In the entries that follow, how many lines contain "erabiltzen"? Answer with the number only.

--- Start ---

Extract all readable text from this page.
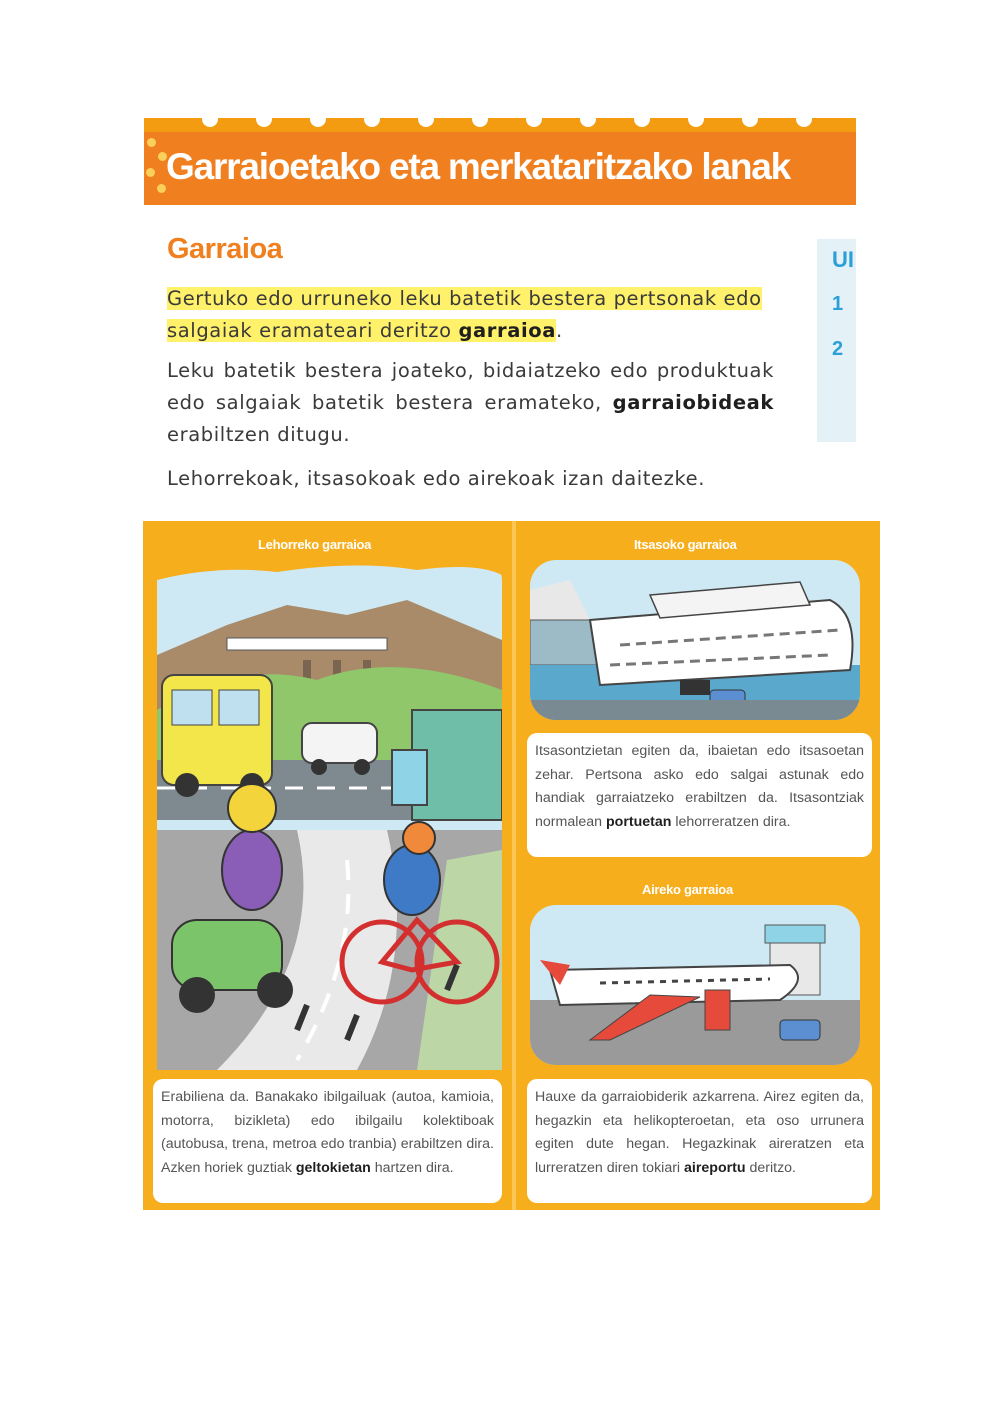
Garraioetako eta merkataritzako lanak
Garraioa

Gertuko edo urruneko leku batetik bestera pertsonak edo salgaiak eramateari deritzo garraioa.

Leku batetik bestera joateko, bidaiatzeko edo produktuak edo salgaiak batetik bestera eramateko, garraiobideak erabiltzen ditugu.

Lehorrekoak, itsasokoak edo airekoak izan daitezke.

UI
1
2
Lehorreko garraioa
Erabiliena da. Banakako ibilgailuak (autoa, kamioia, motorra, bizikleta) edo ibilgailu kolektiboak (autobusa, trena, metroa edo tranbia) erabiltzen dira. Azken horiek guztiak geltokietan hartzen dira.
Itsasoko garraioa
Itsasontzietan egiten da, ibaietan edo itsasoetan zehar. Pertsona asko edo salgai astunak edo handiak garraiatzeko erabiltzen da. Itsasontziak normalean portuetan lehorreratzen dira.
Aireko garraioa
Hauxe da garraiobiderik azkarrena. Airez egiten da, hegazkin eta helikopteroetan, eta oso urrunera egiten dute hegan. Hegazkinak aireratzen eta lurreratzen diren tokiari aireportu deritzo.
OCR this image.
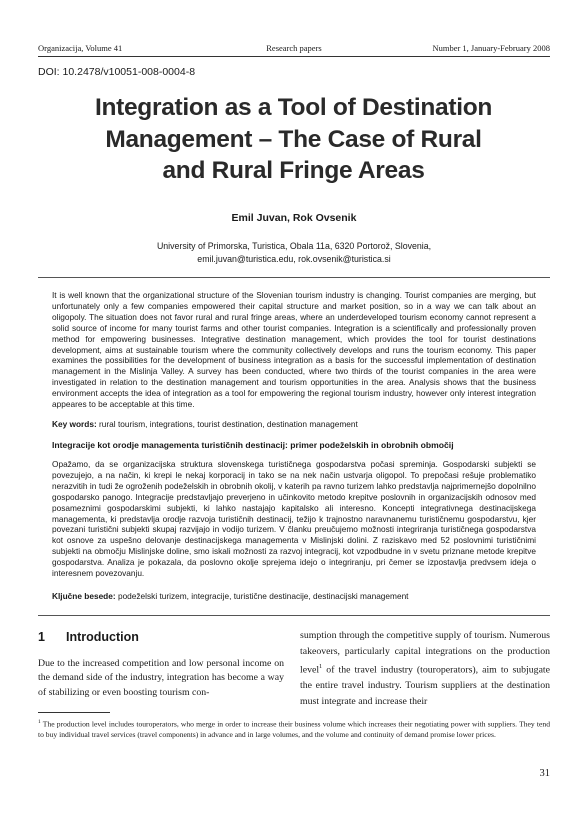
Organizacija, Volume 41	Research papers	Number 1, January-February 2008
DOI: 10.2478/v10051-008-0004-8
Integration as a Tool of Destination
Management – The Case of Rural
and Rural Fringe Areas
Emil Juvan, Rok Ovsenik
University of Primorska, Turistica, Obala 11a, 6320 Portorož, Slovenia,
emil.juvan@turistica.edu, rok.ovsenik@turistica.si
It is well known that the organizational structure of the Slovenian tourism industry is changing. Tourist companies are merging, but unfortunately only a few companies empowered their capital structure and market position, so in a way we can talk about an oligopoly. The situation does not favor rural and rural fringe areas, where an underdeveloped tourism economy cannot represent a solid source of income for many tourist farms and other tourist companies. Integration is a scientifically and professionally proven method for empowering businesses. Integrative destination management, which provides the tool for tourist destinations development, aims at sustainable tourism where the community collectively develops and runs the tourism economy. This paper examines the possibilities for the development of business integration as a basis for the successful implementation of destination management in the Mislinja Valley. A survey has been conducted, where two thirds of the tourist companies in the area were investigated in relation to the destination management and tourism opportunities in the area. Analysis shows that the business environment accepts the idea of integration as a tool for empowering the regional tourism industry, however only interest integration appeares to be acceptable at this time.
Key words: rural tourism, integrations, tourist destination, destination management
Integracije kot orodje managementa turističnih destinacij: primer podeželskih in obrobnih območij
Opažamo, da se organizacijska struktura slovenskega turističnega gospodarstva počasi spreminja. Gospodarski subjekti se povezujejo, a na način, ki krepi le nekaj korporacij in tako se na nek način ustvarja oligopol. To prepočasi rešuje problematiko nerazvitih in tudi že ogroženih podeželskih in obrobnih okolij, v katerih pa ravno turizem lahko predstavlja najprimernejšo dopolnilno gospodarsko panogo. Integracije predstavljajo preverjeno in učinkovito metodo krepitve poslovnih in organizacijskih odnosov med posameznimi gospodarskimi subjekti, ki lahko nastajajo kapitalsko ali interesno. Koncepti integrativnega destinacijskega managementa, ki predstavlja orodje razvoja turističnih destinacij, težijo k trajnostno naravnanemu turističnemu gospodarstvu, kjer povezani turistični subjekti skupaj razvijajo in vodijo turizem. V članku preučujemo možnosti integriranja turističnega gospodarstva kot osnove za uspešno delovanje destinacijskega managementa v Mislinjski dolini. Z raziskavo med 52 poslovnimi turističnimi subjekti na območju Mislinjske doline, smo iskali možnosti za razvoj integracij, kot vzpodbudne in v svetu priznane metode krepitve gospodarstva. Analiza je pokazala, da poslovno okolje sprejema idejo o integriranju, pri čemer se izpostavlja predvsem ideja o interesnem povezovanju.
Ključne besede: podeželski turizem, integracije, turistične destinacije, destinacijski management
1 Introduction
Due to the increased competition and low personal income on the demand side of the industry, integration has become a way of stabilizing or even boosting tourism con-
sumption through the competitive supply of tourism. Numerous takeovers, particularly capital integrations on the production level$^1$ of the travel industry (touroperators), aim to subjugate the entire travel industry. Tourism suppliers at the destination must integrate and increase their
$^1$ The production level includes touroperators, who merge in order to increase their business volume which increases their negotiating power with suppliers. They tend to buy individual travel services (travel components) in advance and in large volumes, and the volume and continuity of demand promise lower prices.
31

--- End ---
--- Start ---

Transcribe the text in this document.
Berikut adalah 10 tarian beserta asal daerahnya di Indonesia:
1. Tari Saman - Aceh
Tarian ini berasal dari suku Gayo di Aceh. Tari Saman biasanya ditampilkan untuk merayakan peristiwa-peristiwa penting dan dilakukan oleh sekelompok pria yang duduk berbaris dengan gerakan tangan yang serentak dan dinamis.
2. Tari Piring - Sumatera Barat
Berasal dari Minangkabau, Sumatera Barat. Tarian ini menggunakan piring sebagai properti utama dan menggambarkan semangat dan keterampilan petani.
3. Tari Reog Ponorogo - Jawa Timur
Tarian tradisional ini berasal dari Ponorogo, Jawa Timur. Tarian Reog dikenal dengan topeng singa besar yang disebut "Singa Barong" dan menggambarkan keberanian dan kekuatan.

--- End ---

### [IN RESPONSE]
3